▸ **Data section**:

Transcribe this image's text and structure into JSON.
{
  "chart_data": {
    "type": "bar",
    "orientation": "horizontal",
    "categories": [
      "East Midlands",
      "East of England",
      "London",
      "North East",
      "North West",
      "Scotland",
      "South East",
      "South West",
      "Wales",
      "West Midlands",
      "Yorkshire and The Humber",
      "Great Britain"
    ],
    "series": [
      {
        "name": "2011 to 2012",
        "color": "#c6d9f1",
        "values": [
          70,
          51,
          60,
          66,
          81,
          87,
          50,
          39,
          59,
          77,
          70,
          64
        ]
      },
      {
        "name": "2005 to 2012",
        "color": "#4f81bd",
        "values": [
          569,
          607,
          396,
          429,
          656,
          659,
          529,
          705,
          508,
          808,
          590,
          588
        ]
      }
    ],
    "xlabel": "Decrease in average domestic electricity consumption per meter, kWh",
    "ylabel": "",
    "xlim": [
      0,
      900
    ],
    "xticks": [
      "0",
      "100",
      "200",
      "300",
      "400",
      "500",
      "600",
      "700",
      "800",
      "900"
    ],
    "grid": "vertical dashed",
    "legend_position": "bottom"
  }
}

▸ **Do this**:
Your task is to output all of the data above word for word.

▸ **Final answer**:
Transcribe this image's text and structure into JSON.
{
  "chart_data": {
    "type": "bar",
    "orientation": "horizontal",
    "categories": [
      "East Midlands",
      "East of England",
      "London",
      "North East",
      "North West",
      "Scotland",
      "South East",
      "South West",
      "Wales",
      "West Midlands",
      "Yorkshire and The Humber",
      "Great Britain"
    ],
    "series": [
      {
        "name": "2011 to 2012",
        "color": "#c6d9f1",
        "values": [
          70,
          51,
          60,
          66,
          81,
          87,
          50,
          39,
          59,
          77,
          70,
          64
        ]
      },
      {
        "name": "2005 to 2012",
        "color": "#4f81bd",
        "values": [
          569,
          607,
          396,
          429,
          656,
          659,
          529,
          705,
          508,
          808,
          590,
          588
        ]
      }
    ],
    "xlabel": "Decrease in average domestic electricity consumption per meter, kWh",
    "ylabel": "",
    "xlim": [
      0,
      900
    ],
    "xticks": [
      "0",
      "100",
      "200",
      "300",
      "400",
      "500",
      "600",
      "700",
      "800",
      "900"
    ],
    "grid": "vertical dashed",
    "legend_position": "bottom"
  }
}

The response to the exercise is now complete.